Collected data
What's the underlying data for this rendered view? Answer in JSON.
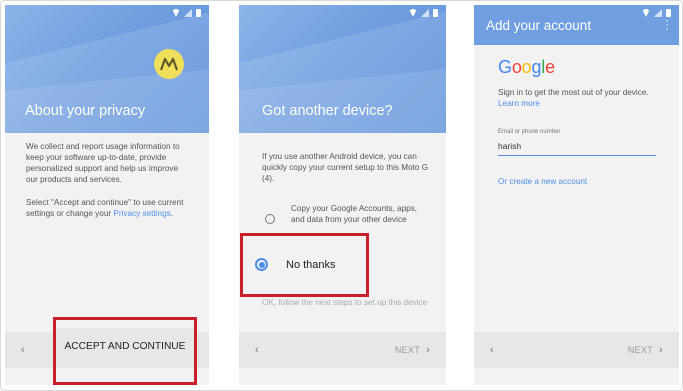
{
  "screen1": {
    "title": "About your privacy",
    "paragraph1": "We collect and report usage information to keep your software up-to-date, provide personalized support and help us improve our products and services.",
    "paragraph2_prefix": "Select \"Accept and continue\" to use current settings or change your ",
    "paragraph2_link": "Privacy settings",
    "paragraph2_suffix": ".",
    "back_icon": "chevron-left-icon",
    "accept_label": "ACCEPT AND CONTINUE"
  },
  "screen2": {
    "title": "Got another device?",
    "intro": "If you use another Android device, you can quickly copy your current setup to this Moto G (4).",
    "option_copy": "Copy your Google Accounts, apps, and data from your other device",
    "option_no_thanks": "No thanks",
    "footer_note": "OK, follow the next steps to set up this device",
    "next_label": "NEXT",
    "back_icon": "chevron-left-icon",
    "next_icon": "chevron-right-icon"
  },
  "screen3": {
    "title": "Add your account",
    "google_logo_text": "Google",
    "signin_text": "Sign in to get the most out of your device. ",
    "learn_more": "Learn more",
    "field_label": "Email or phone number",
    "field_value": "harish",
    "create_account": "Or create a new account",
    "next_label": "NEXT",
    "back_icon": "chevron-left-icon",
    "next_icon": "chevron-right-icon",
    "menu_icon": "more-vert-icon"
  },
  "colors": {
    "highlight_border": "#c8202a",
    "accent_blue": "#4e8fe6",
    "header_blue": "#6f9fe0",
    "motorola_yellow": "#f0df5a"
  }
}
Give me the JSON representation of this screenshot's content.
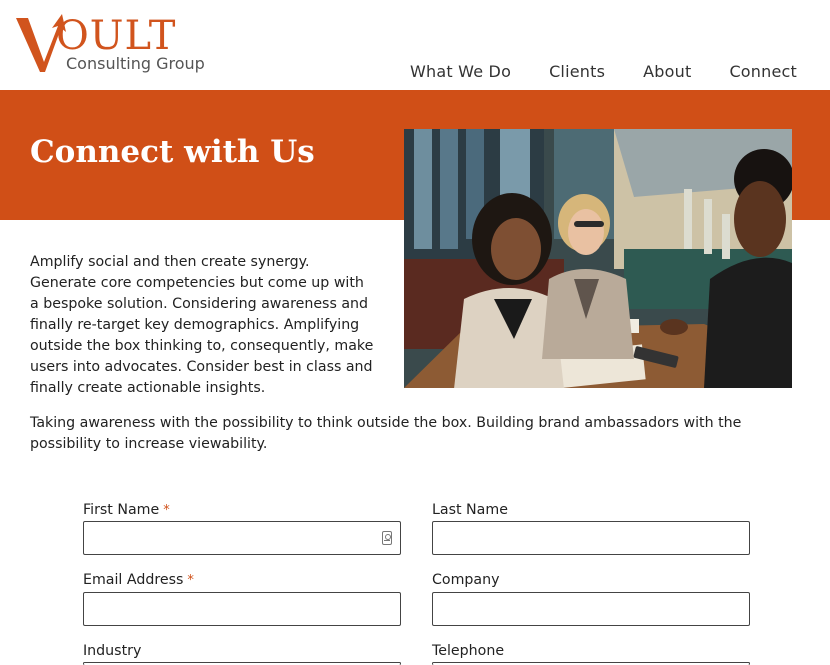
{
  "brand": {
    "wordmark": "VOULT",
    "tagline": "Consulting Group",
    "accent_color": "#d04f17"
  },
  "nav": {
    "items": [
      "What We Do",
      "Clients",
      "About",
      "Connect"
    ]
  },
  "hero": {
    "title": "Connect with Us",
    "band_color": "#d04f17"
  },
  "content": {
    "intro": "Amplify social and then create synergy. Generate core competencies but come up with a bespoke solution. Considering awareness and finally re-target key demographics. Amplifying outside the box thinking to, consequently, make users into advocates. Consider best in class and finally create actionable insights.",
    "paragraph2": "Taking awareness with the possibility to think outside the box. Building brand ambassadors with the possibility to increase viewability."
  },
  "form": {
    "required_mark": "*",
    "first_name": {
      "label": "First Name",
      "value": ""
    },
    "last_name": {
      "label": "Last Name",
      "value": ""
    },
    "email": {
      "label": "Email Address",
      "value": ""
    },
    "company": {
      "label": "Company",
      "value": ""
    },
    "industry": {
      "label": "Industry"
    },
    "telephone": {
      "label": "Telephone"
    }
  }
}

WORK TO BE COMPLETED:
Reproduce each line of the material containing the word "What".

FULL OUTPUT:
What's the underlying data for this rendered view? Answer in JSON.
      "What We Do",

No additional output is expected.